◆ To be done: Set the listing down again in full, word for word, with the pictures left out.

Items from a dataset
** Start **

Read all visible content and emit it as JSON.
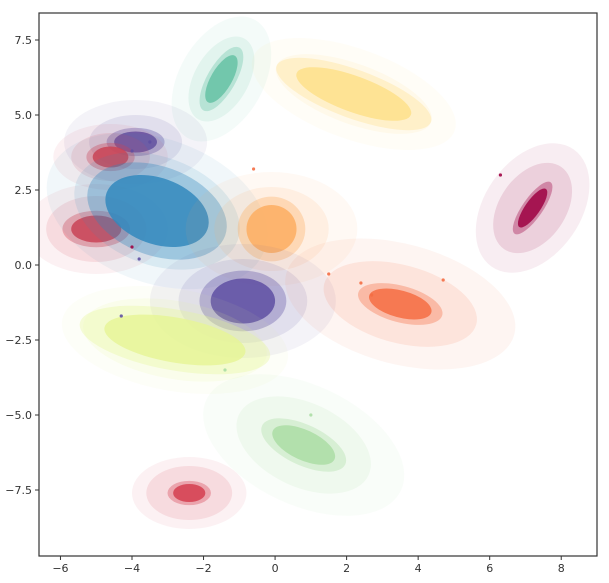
{
  "chart_data": {
    "type": "scatter",
    "title": "",
    "xlabel": "",
    "ylabel": "",
    "xlim": [
      -6.6,
      9.0
    ],
    "ylim": [
      -9.7,
      8.4
    ],
    "grid": false,
    "legend": "none",
    "x_ticks": [
      -6,
      -4,
      -2,
      0,
      2,
      4,
      6,
      8
    ],
    "x_tick_labels": [
      "−6",
      "−4",
      "−2",
      "0",
      "2",
      "4",
      "6",
      "8"
    ],
    "y_ticks": [
      7.5,
      5.0,
      2.5,
      0.0,
      -2.5,
      -5.0,
      -7.5
    ],
    "y_tick_labels": [
      "7.5",
      "5.0",
      "2.5",
      "0.0",
      "−2.5",
      "−5.0",
      "−7.5"
    ],
    "marker_style": "translucent ellipses (point + uncertainty)",
    "series": [
      {
        "color": "#5e4fa2",
        "center": [
          -3.9,
          4.1
        ],
        "rx": 0.6,
        "ry": 0.35,
        "angle": 0,
        "halo": [
          [
            1.3,
            0.9
          ],
          [
            2.0,
            1.4
          ]
        ]
      },
      {
        "color": "#66c2a5",
        "center": [
          -1.5,
          6.2
        ],
        "rx": 0.75,
        "ry": 0.35,
        "angle": 60,
        "halo": [
          [
            1.3,
            0.9
          ],
          [
            1.9,
            1.4
          ]
        ]
      },
      {
        "color": "#fee08b",
        "center": [
          2.2,
          5.7
        ],
        "rx": 1.7,
        "ry": 0.6,
        "angle": -20,
        "halo": [
          [
            2.3,
            1.0
          ],
          [
            3.0,
            1.5
          ]
        ]
      },
      {
        "color": "#d53e4f",
        "center": [
          -4.6,
          3.6
        ],
        "rx": 0.5,
        "ry": 0.35,
        "angle": 0,
        "halo": [
          [
            1.1,
            0.8
          ],
          [
            1.6,
            1.1
          ]
        ]
      },
      {
        "color": "#d53e4f",
        "center": [
          -5.0,
          1.2
        ],
        "rx": 0.7,
        "ry": 0.45,
        "angle": 0,
        "halo": [
          [
            1.4,
            1.1
          ],
          [
            2.0,
            1.5
          ]
        ]
      },
      {
        "color": "#3288bd",
        "center": [
          -3.3,
          1.8
        ],
        "rx": 1.5,
        "ry": 1.1,
        "angle": -20,
        "halo": [
          [
            2.4,
            1.8
          ],
          [
            3.2,
            2.4
          ]
        ]
      },
      {
        "color": "#fdae61",
        "center": [
          -0.1,
          1.2
        ],
        "rx": 0.7,
        "ry": 0.8,
        "angle": 0,
        "halo": [
          [
            1.6,
            1.4
          ],
          [
            2.4,
            1.9
          ]
        ]
      },
      {
        "color": "#5e4fa2",
        "center": [
          -0.9,
          -1.2
        ],
        "rx": 0.9,
        "ry": 0.75,
        "angle": 0,
        "halo": [
          [
            1.8,
            1.4
          ],
          [
            2.6,
            1.9
          ]
        ]
      },
      {
        "color": "#f46d43",
        "center": [
          3.5,
          -1.3
        ],
        "rx": 0.9,
        "ry": 0.45,
        "angle": -15,
        "halo": [
          [
            2.2,
            1.3
          ],
          [
            3.3,
            2.0
          ]
        ]
      },
      {
        "color": "#9e0142",
        "center": [
          7.2,
          1.9
        ],
        "rx": 0.65,
        "ry": 0.25,
        "angle": 55,
        "halo": [
          [
            1.4,
            1.1
          ],
          [
            2.0,
            1.6
          ]
        ]
      },
      {
        "color": "#e6f598",
        "center": [
          -2.8,
          -2.5
        ],
        "rx": 2.0,
        "ry": 0.75,
        "angle": -10,
        "halo": [
          [
            2.6,
            1.3
          ],
          [
            3.2,
            1.7
          ]
        ]
      },
      {
        "color": "#abdda4",
        "center": [
          0.8,
          -6.0
        ],
        "rx": 0.95,
        "ry": 0.5,
        "angle": -25,
        "halo": [
          [
            2.0,
            1.4
          ],
          [
            3.0,
            2.0
          ]
        ]
      },
      {
        "color": "#d53e4f",
        "center": [
          -2.4,
          -7.6
        ],
        "rx": 0.45,
        "ry": 0.3,
        "angle": 0,
        "halo": [
          [
            1.2,
            0.9
          ],
          [
            1.6,
            1.2
          ]
        ]
      }
    ],
    "points": [
      {
        "x": 6.3,
        "y": 3.0,
        "color": "#9e0142"
      },
      {
        "x": -3.5,
        "y": 4.1,
        "color": "#5e4fa2"
      },
      {
        "x": -4.0,
        "y": 3.8,
        "color": "#5e4fa2"
      },
      {
        "x": -3.8,
        "y": 0.2,
        "color": "#5e4fa2"
      },
      {
        "x": -4.0,
        "y": 0.6,
        "color": "#9e0142"
      },
      {
        "x": -4.3,
        "y": -1.7,
        "color": "#5e4fa2"
      },
      {
        "x": -0.6,
        "y": 3.2,
        "color": "#f46d43"
      },
      {
        "x": 1.5,
        "y": -0.3,
        "color": "#f46d43"
      },
      {
        "x": 2.4,
        "y": -0.6,
        "color": "#f46d43"
      },
      {
        "x": 2.7,
        "y": -1.0,
        "color": "#f46d43"
      },
      {
        "x": 4.7,
        "y": -0.5,
        "color": "#f46d43"
      },
      {
        "x": -1.4,
        "y": -3.5,
        "color": "#abdda4"
      },
      {
        "x": 1.0,
        "y": -5.0,
        "color": "#abdda4"
      }
    ]
  }
}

** End **

◆ The result:
Read all visible content and emit it as JSON.
{
  "chart_data": {
    "type": "scatter",
    "title": "",
    "xlabel": "",
    "ylabel": "",
    "xlim": [
      -6.6,
      9.0
    ],
    "ylim": [
      -9.7,
      8.4
    ],
    "grid": false,
    "legend": "none",
    "x_ticks": [
      -6,
      -4,
      -2,
      0,
      2,
      4,
      6,
      8
    ],
    "x_tick_labels": [
      "−6",
      "−4",
      "−2",
      "0",
      "2",
      "4",
      "6",
      "8"
    ],
    "y_ticks": [
      7.5,
      5.0,
      2.5,
      0.0,
      -2.5,
      -5.0,
      -7.5
    ],
    "y_tick_labels": [
      "7.5",
      "5.0",
      "2.5",
      "0.0",
      "−2.5",
      "−5.0",
      "−7.5"
    ],
    "marker_style": "translucent ellipses (point + uncertainty)",
    "series": [
      {
        "color": "#5e4fa2",
        "center": [
          -3.9,
          4.1
        ],
        "rx": 0.6,
        "ry": 0.35,
        "angle": 0,
        "halo": [
          [
            1.3,
            0.9
          ],
          [
            2.0,
            1.4
          ]
        ]
      },
      {
        "color": "#66c2a5",
        "center": [
          -1.5,
          6.2
        ],
        "rx": 0.75,
        "ry": 0.35,
        "angle": 60,
        "halo": [
          [
            1.3,
            0.9
          ],
          [
            1.9,
            1.4
          ]
        ]
      },
      {
        "color": "#fee08b",
        "center": [
          2.2,
          5.7
        ],
        "rx": 1.7,
        "ry": 0.6,
        "angle": -20,
        "halo": [
          [
            2.3,
            1.0
          ],
          [
            3.0,
            1.5
          ]
        ]
      },
      {
        "color": "#d53e4f",
        "center": [
          -4.6,
          3.6
        ],
        "rx": 0.5,
        "ry": 0.35,
        "angle": 0,
        "halo": [
          [
            1.1,
            0.8
          ],
          [
            1.6,
            1.1
          ]
        ]
      },
      {
        "color": "#d53e4f",
        "center": [
          -5.0,
          1.2
        ],
        "rx": 0.7,
        "ry": 0.45,
        "angle": 0,
        "halo": [
          [
            1.4,
            1.1
          ],
          [
            2.0,
            1.5
          ]
        ]
      },
      {
        "color": "#3288bd",
        "center": [
          -3.3,
          1.8
        ],
        "rx": 1.5,
        "ry": 1.1,
        "angle": -20,
        "halo": [
          [
            2.4,
            1.8
          ],
          [
            3.2,
            2.4
          ]
        ]
      },
      {
        "color": "#fdae61",
        "center": [
          -0.1,
          1.2
        ],
        "rx": 0.7,
        "ry": 0.8,
        "angle": 0,
        "halo": [
          [
            1.6,
            1.4
          ],
          [
            2.4,
            1.9
          ]
        ]
      },
      {
        "color": "#5e4fa2",
        "center": [
          -0.9,
          -1.2
        ],
        "rx": 0.9,
        "ry": 0.75,
        "angle": 0,
        "halo": [
          [
            1.8,
            1.4
          ],
          [
            2.6,
            1.9
          ]
        ]
      },
      {
        "color": "#f46d43",
        "center": [
          3.5,
          -1.3
        ],
        "rx": 0.9,
        "ry": 0.45,
        "angle": -15,
        "halo": [
          [
            2.2,
            1.3
          ],
          [
            3.3,
            2.0
          ]
        ]
      },
      {
        "color": "#9e0142",
        "center": [
          7.2,
          1.9
        ],
        "rx": 0.65,
        "ry": 0.25,
        "angle": 55,
        "halo": [
          [
            1.4,
            1.1
          ],
          [
            2.0,
            1.6
          ]
        ]
      },
      {
        "color": "#e6f598",
        "center": [
          -2.8,
          -2.5
        ],
        "rx": 2.0,
        "ry": 0.75,
        "angle": -10,
        "halo": [
          [
            2.6,
            1.3
          ],
          [
            3.2,
            1.7
          ]
        ]
      },
      {
        "color": "#abdda4",
        "center": [
          0.8,
          -6.0
        ],
        "rx": 0.95,
        "ry": 0.5,
        "angle": -25,
        "halo": [
          [
            2.0,
            1.4
          ],
          [
            3.0,
            2.0
          ]
        ]
      },
      {
        "color": "#d53e4f",
        "center": [
          -2.4,
          -7.6
        ],
        "rx": 0.45,
        "ry": 0.3,
        "angle": 0,
        "halo": [
          [
            1.2,
            0.9
          ],
          [
            1.6,
            1.2
          ]
        ]
      }
    ],
    "points": [
      {
        "x": 6.3,
        "y": 3.0,
        "color": "#9e0142"
      },
      {
        "x": -3.5,
        "y": 4.1,
        "color": "#5e4fa2"
      },
      {
        "x": -4.0,
        "y": 3.8,
        "color": "#5e4fa2"
      },
      {
        "x": -3.8,
        "y": 0.2,
        "color": "#5e4fa2"
      },
      {
        "x": -4.0,
        "y": 0.6,
        "color": "#9e0142"
      },
      {
        "x": -4.3,
        "y": -1.7,
        "color": "#5e4fa2"
      },
      {
        "x": -0.6,
        "y": 3.2,
        "color": "#f46d43"
      },
      {
        "x": 1.5,
        "y": -0.3,
        "color": "#f46d43"
      },
      {
        "x": 2.4,
        "y": -0.6,
        "color": "#f46d43"
      },
      {
        "x": 2.7,
        "y": -1.0,
        "color": "#f46d43"
      },
      {
        "x": 4.7,
        "y": -0.5,
        "color": "#f46d43"
      },
      {
        "x": -1.4,
        "y": -3.5,
        "color": "#abdda4"
      },
      {
        "x": 1.0,
        "y": -5.0,
        "color": "#abdda4"
      }
    ]
  }
}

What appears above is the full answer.